== What you have to do ==
Count the lines in the listing below that contain the string "weights", with case counting, and reply with the number alone.

== Provided data ==
------------------------------------

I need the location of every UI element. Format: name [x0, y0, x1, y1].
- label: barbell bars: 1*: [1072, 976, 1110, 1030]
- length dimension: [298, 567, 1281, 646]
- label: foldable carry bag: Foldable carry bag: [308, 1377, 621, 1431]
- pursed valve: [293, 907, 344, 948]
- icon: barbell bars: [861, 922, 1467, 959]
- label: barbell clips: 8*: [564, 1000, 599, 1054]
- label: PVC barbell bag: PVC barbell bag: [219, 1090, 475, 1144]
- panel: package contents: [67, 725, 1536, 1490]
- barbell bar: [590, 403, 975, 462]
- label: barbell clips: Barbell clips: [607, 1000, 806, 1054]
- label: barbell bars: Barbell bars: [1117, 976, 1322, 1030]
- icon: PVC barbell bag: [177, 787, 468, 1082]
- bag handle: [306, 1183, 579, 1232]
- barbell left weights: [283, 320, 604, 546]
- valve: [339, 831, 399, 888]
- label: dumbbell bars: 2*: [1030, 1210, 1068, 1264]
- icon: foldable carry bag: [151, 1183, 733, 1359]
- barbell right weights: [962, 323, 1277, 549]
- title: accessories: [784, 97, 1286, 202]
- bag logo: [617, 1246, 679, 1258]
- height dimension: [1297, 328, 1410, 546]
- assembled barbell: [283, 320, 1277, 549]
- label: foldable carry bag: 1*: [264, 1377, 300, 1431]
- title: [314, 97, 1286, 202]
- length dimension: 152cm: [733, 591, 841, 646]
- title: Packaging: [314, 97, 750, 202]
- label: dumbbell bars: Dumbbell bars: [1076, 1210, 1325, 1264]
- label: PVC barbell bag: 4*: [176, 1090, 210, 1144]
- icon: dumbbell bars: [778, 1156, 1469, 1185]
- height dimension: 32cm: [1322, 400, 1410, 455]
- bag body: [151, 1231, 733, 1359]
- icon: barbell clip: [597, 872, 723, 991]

------------------------------------

== Response ==
2